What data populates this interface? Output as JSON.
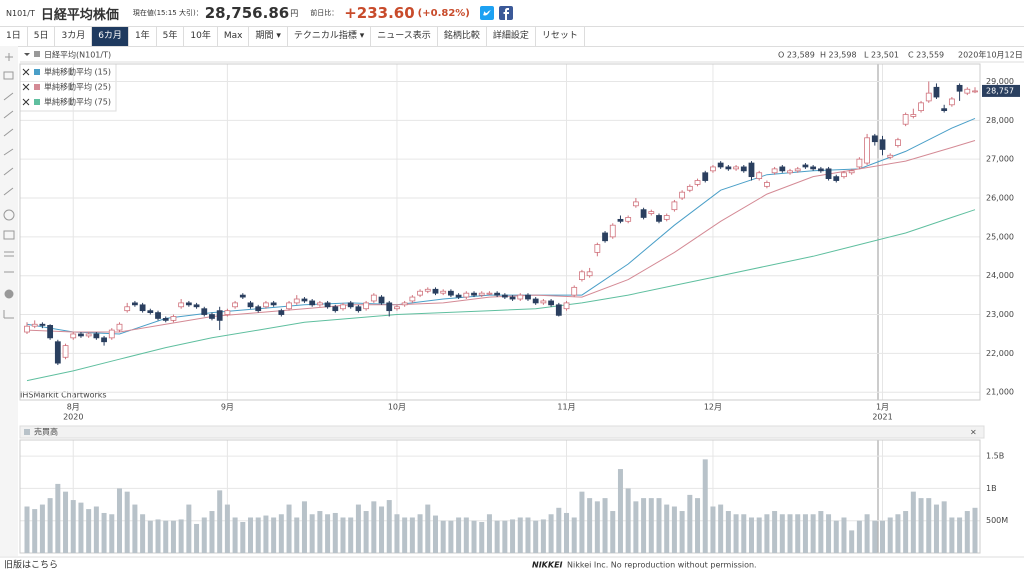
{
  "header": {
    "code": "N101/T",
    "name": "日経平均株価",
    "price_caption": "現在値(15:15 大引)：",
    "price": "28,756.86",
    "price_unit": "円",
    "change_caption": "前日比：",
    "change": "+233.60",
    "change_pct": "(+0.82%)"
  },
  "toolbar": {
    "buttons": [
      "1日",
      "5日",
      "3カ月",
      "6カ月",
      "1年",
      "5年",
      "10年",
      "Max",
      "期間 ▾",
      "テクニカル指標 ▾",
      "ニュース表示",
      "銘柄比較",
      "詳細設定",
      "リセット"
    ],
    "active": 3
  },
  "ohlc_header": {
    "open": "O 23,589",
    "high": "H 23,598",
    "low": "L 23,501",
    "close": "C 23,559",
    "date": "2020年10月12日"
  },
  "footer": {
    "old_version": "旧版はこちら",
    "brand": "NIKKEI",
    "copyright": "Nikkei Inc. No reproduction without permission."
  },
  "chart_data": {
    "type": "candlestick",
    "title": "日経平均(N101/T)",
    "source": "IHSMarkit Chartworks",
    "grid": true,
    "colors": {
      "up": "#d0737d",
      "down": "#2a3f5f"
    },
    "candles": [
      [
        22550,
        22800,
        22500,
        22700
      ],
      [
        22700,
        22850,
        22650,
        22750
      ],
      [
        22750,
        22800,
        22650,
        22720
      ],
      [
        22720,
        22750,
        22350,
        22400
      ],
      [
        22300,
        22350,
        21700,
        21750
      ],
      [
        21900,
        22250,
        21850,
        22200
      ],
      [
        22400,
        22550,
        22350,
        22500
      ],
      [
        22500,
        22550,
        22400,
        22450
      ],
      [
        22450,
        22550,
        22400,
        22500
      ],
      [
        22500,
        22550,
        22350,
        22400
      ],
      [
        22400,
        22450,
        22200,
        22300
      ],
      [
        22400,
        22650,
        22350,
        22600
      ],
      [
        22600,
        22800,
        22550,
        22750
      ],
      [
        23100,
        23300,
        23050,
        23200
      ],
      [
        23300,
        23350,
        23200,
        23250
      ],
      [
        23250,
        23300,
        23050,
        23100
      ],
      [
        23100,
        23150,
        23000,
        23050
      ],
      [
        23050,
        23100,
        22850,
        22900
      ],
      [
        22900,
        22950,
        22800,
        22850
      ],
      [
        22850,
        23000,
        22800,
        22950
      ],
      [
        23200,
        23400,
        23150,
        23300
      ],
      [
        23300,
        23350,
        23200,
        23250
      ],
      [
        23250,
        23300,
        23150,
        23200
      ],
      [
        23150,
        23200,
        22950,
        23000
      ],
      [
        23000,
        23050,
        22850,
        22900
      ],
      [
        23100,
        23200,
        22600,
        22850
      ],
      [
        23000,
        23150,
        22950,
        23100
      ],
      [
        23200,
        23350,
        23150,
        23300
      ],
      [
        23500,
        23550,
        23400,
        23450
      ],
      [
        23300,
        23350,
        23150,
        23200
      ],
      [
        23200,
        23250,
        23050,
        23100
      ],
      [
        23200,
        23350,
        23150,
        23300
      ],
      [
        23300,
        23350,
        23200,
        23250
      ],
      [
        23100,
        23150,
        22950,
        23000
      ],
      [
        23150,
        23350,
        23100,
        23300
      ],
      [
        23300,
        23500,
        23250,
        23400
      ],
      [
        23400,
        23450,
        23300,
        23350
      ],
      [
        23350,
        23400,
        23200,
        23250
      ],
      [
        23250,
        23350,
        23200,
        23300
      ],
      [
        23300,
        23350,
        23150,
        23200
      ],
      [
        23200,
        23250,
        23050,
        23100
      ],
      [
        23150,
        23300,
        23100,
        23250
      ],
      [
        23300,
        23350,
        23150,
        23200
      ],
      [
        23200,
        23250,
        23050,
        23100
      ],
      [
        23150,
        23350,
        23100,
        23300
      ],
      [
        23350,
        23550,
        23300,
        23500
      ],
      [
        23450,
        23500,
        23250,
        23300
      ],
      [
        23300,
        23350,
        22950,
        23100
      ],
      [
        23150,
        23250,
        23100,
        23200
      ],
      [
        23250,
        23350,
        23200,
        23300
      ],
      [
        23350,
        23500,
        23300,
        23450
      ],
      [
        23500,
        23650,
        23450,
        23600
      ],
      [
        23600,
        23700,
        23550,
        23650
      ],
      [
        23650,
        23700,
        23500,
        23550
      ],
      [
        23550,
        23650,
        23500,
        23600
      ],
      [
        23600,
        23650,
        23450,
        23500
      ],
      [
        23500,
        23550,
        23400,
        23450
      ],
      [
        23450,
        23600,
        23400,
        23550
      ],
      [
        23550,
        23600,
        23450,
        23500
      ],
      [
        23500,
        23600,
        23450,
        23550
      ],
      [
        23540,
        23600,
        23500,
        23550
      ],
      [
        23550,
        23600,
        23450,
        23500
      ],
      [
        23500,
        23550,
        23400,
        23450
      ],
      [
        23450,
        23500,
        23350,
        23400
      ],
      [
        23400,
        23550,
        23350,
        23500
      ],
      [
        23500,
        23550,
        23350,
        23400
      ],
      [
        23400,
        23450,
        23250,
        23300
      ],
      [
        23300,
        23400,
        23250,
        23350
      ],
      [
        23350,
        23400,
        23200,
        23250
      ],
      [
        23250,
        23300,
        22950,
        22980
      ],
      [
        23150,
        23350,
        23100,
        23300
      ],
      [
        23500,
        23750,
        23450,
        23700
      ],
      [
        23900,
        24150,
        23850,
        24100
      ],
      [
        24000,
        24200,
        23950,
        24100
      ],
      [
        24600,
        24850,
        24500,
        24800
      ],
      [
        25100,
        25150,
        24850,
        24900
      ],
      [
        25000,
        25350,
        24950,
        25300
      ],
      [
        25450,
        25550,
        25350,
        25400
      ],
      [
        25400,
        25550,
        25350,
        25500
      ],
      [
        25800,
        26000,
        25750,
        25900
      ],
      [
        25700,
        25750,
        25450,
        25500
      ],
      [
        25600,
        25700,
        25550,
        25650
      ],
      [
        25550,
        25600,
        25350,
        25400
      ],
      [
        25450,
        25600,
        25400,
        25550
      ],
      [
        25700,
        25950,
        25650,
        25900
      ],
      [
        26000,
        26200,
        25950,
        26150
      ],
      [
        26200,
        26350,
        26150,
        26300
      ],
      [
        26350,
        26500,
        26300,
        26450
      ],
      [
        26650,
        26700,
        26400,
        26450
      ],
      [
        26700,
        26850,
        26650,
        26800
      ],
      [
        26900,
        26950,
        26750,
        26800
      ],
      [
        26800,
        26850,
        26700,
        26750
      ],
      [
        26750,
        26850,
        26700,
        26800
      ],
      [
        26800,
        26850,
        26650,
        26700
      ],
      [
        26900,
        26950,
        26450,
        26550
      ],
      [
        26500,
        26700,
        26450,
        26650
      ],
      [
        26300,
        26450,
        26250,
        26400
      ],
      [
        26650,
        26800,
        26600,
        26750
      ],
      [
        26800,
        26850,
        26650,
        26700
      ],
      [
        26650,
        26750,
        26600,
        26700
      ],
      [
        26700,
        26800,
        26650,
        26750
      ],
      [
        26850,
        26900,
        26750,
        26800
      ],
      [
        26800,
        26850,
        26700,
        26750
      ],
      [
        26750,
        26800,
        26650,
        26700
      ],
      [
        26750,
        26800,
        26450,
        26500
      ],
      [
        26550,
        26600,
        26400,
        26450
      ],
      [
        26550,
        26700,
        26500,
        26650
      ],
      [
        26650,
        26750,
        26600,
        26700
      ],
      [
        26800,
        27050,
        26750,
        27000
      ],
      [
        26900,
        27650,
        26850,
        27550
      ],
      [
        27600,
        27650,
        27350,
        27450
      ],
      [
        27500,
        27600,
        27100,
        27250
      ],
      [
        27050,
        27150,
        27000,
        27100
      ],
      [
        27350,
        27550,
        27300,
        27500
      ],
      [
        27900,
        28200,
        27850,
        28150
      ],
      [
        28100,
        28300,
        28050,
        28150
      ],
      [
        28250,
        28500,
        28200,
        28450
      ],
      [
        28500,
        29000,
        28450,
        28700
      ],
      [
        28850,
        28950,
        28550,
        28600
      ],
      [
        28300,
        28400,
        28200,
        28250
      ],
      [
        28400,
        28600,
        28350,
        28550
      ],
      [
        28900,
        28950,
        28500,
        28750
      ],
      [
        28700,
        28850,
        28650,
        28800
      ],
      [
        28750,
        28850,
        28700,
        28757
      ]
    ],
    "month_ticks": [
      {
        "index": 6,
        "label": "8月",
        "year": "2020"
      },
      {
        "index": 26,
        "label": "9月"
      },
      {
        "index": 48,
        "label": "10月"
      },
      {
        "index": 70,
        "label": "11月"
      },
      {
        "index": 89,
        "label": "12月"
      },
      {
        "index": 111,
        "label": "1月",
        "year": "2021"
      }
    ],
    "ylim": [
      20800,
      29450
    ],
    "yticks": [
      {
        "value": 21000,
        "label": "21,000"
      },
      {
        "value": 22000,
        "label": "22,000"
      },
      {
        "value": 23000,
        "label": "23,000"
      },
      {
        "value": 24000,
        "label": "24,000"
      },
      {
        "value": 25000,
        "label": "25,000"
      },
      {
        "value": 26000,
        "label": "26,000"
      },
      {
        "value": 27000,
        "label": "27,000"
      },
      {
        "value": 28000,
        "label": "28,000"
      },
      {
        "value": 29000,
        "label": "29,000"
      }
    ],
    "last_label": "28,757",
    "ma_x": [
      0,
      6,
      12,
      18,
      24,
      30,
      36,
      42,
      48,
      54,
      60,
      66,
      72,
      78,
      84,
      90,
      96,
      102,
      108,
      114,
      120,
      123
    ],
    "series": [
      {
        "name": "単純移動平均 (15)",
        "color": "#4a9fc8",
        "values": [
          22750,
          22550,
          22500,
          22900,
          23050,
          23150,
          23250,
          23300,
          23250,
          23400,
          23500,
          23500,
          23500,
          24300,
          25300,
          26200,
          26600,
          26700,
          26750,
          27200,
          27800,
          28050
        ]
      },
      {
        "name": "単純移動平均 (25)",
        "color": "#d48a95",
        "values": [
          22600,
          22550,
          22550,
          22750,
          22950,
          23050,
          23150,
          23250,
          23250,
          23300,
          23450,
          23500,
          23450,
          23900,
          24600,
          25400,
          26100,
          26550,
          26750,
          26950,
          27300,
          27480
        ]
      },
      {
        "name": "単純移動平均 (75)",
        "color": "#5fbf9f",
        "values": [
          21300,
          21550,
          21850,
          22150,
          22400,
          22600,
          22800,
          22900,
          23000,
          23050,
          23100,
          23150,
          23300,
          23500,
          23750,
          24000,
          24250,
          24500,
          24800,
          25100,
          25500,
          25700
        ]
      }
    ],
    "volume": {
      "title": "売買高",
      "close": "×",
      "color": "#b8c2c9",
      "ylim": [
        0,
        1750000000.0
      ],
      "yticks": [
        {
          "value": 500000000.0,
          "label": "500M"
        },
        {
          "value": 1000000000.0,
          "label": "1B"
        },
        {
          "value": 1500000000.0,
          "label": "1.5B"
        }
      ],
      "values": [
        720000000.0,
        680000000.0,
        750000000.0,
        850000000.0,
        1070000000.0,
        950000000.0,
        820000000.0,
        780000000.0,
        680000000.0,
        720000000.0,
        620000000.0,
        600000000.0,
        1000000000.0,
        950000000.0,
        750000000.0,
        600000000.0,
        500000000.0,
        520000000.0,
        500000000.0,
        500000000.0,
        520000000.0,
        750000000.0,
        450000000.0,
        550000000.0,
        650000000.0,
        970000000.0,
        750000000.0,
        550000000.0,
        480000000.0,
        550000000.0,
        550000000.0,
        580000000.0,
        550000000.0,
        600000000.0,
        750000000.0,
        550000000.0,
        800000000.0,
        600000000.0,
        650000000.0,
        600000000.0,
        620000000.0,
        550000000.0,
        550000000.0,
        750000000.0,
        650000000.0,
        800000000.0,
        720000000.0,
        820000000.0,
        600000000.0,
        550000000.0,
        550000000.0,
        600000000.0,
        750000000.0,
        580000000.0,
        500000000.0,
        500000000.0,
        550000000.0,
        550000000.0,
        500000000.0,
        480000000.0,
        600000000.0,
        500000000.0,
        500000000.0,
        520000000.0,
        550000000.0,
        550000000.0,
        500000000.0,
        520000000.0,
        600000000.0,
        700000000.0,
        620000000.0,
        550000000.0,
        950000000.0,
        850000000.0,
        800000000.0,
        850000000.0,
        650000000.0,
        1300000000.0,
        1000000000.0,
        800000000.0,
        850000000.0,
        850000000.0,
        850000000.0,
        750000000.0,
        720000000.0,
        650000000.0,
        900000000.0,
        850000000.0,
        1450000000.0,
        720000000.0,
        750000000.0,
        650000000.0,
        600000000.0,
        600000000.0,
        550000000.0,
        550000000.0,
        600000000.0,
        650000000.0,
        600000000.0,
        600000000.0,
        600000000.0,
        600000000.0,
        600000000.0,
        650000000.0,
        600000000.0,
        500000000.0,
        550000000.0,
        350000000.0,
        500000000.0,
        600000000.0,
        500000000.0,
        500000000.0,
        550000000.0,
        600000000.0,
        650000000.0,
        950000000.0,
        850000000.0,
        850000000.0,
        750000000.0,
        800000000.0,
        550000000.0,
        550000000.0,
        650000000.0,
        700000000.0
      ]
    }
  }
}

**Instruction:** Which lines contain "index"? Copy each of them out.

**Answer to the exercise:**
        "index": 6,
        "index": 26,
        "index": 48,
        "index": 70,
        "index": 89,
        "index": 111,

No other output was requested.